_EXERCISE REQUIREMENTS:_ Return the records that follow unaltered. Omit every picture.

_MATERIAL SHOWN:_
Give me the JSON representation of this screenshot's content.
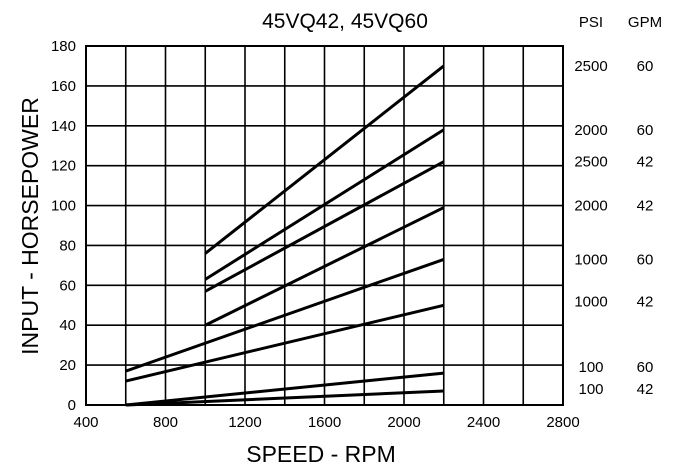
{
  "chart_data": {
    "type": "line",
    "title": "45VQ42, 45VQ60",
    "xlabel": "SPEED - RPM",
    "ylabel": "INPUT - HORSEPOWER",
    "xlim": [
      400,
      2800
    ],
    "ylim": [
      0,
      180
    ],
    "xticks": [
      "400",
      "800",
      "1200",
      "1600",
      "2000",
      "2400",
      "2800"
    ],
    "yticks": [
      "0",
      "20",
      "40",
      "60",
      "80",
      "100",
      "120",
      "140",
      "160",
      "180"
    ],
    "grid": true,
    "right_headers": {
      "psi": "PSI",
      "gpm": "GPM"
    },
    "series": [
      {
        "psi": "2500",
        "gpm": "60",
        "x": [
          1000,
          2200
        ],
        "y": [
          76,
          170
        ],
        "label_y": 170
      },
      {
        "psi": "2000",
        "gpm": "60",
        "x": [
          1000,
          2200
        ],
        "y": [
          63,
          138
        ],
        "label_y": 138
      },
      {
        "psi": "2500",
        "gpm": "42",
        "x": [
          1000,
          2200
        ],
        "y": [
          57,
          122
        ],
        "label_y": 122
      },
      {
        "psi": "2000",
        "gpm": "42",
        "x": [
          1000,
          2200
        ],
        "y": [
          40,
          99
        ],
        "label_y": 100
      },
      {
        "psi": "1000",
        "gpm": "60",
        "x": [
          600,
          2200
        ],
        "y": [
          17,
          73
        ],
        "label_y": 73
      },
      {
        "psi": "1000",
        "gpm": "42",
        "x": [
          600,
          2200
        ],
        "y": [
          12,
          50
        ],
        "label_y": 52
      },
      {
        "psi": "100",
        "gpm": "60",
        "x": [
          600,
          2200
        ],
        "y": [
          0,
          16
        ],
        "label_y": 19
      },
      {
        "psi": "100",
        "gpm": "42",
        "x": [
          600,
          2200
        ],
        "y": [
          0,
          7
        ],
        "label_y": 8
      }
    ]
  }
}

_SOLUTION TO THIS PROBLEM:_
Give me the JSON representation of this screenshot's content.
{
  "chart_data": {
    "type": "line",
    "title": "45VQ42, 45VQ60",
    "xlabel": "SPEED - RPM",
    "ylabel": "INPUT - HORSEPOWER",
    "xlim": [
      400,
      2800
    ],
    "ylim": [
      0,
      180
    ],
    "xticks": [
      "400",
      "800",
      "1200",
      "1600",
      "2000",
      "2400",
      "2800"
    ],
    "yticks": [
      "0",
      "20",
      "40",
      "60",
      "80",
      "100",
      "120",
      "140",
      "160",
      "180"
    ],
    "grid": true,
    "right_headers": {
      "psi": "PSI",
      "gpm": "GPM"
    },
    "series": [
      {
        "psi": "2500",
        "gpm": "60",
        "x": [
          1000,
          2200
        ],
        "y": [
          76,
          170
        ],
        "label_y": 170
      },
      {
        "psi": "2000",
        "gpm": "60",
        "x": [
          1000,
          2200
        ],
        "y": [
          63,
          138
        ],
        "label_y": 138
      },
      {
        "psi": "2500",
        "gpm": "42",
        "x": [
          1000,
          2200
        ],
        "y": [
          57,
          122
        ],
        "label_y": 122
      },
      {
        "psi": "2000",
        "gpm": "42",
        "x": [
          1000,
          2200
        ],
        "y": [
          40,
          99
        ],
        "label_y": 100
      },
      {
        "psi": "1000",
        "gpm": "60",
        "x": [
          600,
          2200
        ],
        "y": [
          17,
          73
        ],
        "label_y": 73
      },
      {
        "psi": "1000",
        "gpm": "42",
        "x": [
          600,
          2200
        ],
        "y": [
          12,
          50
        ],
        "label_y": 52
      },
      {
        "psi": "100",
        "gpm": "60",
        "x": [
          600,
          2200
        ],
        "y": [
          0,
          16
        ],
        "label_y": 19
      },
      {
        "psi": "100",
        "gpm": "42",
        "x": [
          600,
          2200
        ],
        "y": [
          0,
          7
        ],
        "label_y": 8
      }
    ]
  }
}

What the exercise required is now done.